> _Dataset entries_

----

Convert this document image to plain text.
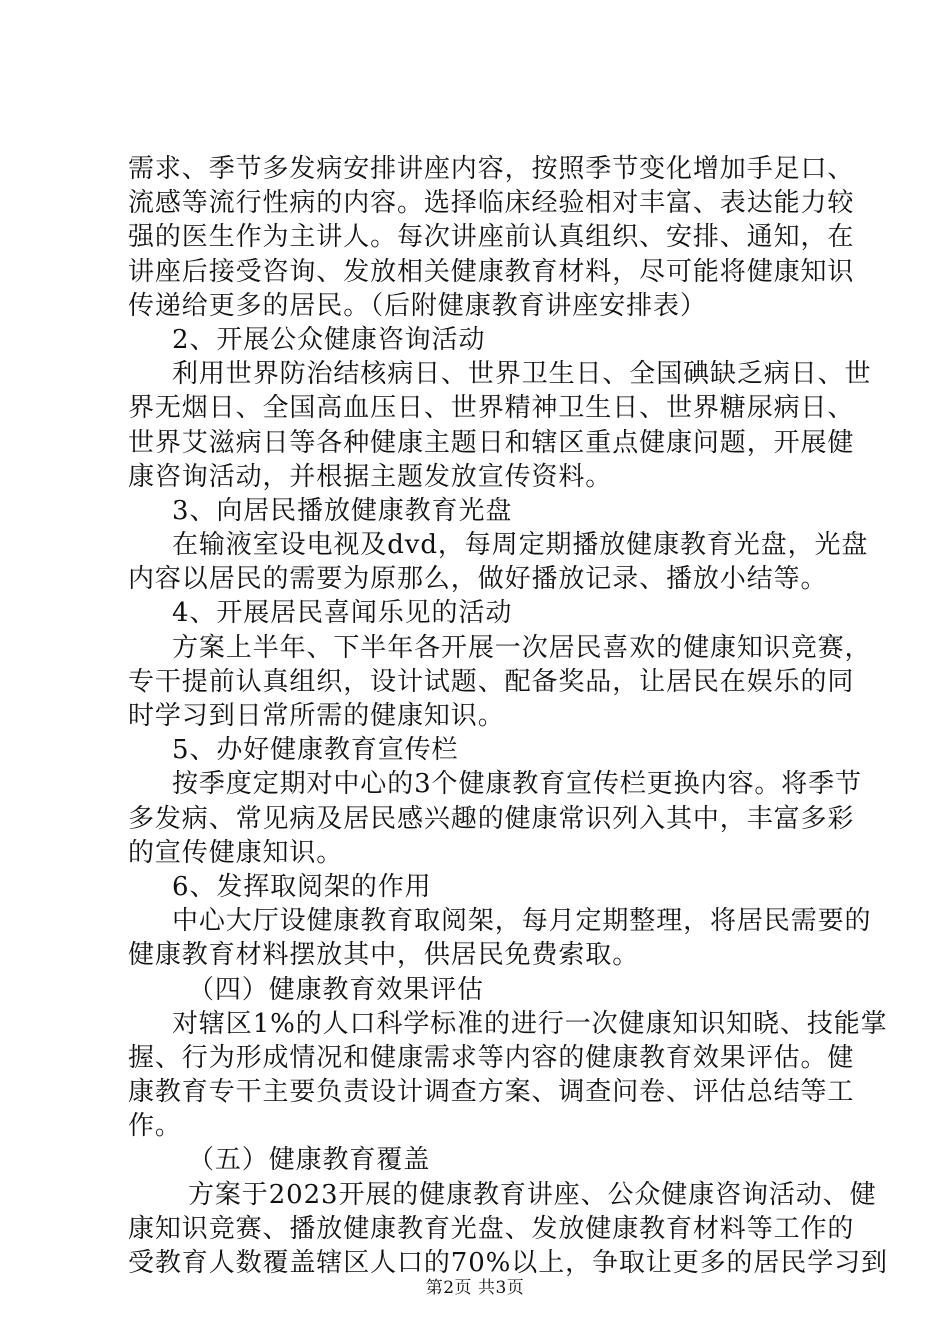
需求、季节多发病安排讲座内容，按照季节变化增加手足口、
流感等流行性病的内容。选择临床经验相对丰富、表达能力较
强的医生作为主讲人。每次讲座前认真组织、安排、通知，在
讲座后接受咨询、发放相关健康教育材料，尽可能将健康知识
传递给更多的居民。（后附健康教育讲座安排表）
2、开展公众健康咨询活动
利用世界防治结核病日、世界卫生日、全国碘缺乏病日、世
界无烟日、全国高血压日、世界精神卫生日、世界糖尿病日、
世界艾滋病日等各种健康主题日和辖区重点健康问题，开展健
康咨询活动，并根据主题发放宣传资料。
3、向居民播放健康教育光盘
在输液室设电视及dvd，每周定期播放健康教育光盘，光盘
内容以居民的需要为原那么，做好播放记录、播放小结等。
4、开展居民喜闻乐见的活动
方案上半年、下半年各开展一次居民喜欢的健康知识竞赛，
专干提前认真组织，设计试题、配备奖品，让居民在娱乐的同
时学习到日常所需的健康知识。
5、办好健康教育宣传栏
按季度定期对中心的3个健康教育宣传栏更换内容。将季节
多发病、常见病及居民感兴趣的健康常识列入其中，丰富多彩
的宣传健康知识。
6、发挥取阅架的作用
中心大厅设健康教育取阅架，每月定期整理，将居民需要的
健康教育材料摆放其中，供居民免费索取。
（四）健康教育效果评估
对辖区1%的人口科学标准的进行一次健康知识知晓、技能掌
握、行为形成情况和健康需求等内容的健康教育效果评估。健
康教育专干主要负责设计调查方案、调查问卷、评估总结等工
作。
（五）健康教育覆盖
方案于2023开展的健康教育讲座、公众健康咨询活动、健
康知识竞赛、播放健康教育光盘、发放健康教育材料等工作的
受教育人数覆盖辖区人口的70%以上，争取让更多的居民学习到
第2页 共3页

----

> _STATED PROBLEM_
Give every record again exactly, apart from the pictures, which stay out.

> _THE RESPONSE_
Convert this document image to plain text.
需求、季节多发病安排讲座内容，按照季节变化增加手足口、
流感等流行性病的内容。选择临床经验相对丰富、表达能力较
强的医生作为主讲人。每次讲座前认真组织、安排、通知，在
讲座后接受咨询、发放相关健康教育材料，尽可能将健康知识
传递给更多的居民。（后附健康教育讲座安排表）
2、开展公众健康咨询活动
利用世界防治结核病日、世界卫生日、全国碘缺乏病日、世
界无烟日、全国高血压日、世界精神卫生日、世界糖尿病日、
世界艾滋病日等各种健康主题日和辖区重点健康问题，开展健
康咨询活动，并根据主题发放宣传资料。
3、向居民播放健康教育光盘
在输液室设电视及dvd，每周定期播放健康教育光盘，光盘
内容以居民的需要为原那么，做好播放记录、播放小结等。
4、开展居民喜闻乐见的活动
方案上半年、下半年各开展一次居民喜欢的健康知识竞赛，
专干提前认真组织，设计试题、配备奖品，让居民在娱乐的同
时学习到日常所需的健康知识。
5、办好健康教育宣传栏
按季度定期对中心的3个健康教育宣传栏更换内容。将季节
多发病、常见病及居民感兴趣的健康常识列入其中，丰富多彩
的宣传健康知识。
6、发挥取阅架的作用
中心大厅设健康教育取阅架，每月定期整理，将居民需要的
健康教育材料摆放其中，供居民免费索取。
（四）健康教育效果评估
对辖区1%的人口科学标准的进行一次健康知识知晓、技能掌
握、行为形成情况和健康需求等内容的健康教育效果评估。健
康教育专干主要负责设计调查方案、调查问卷、评估总结等工
作。
（五）健康教育覆盖
方案于2023开展的健康教育讲座、公众健康咨询活动、健
康知识竞赛、播放健康教育光盘、发放健康教育材料等工作的
受教育人数覆盖辖区人口的70%以上，争取让更多的居民学习到
第2页 共3页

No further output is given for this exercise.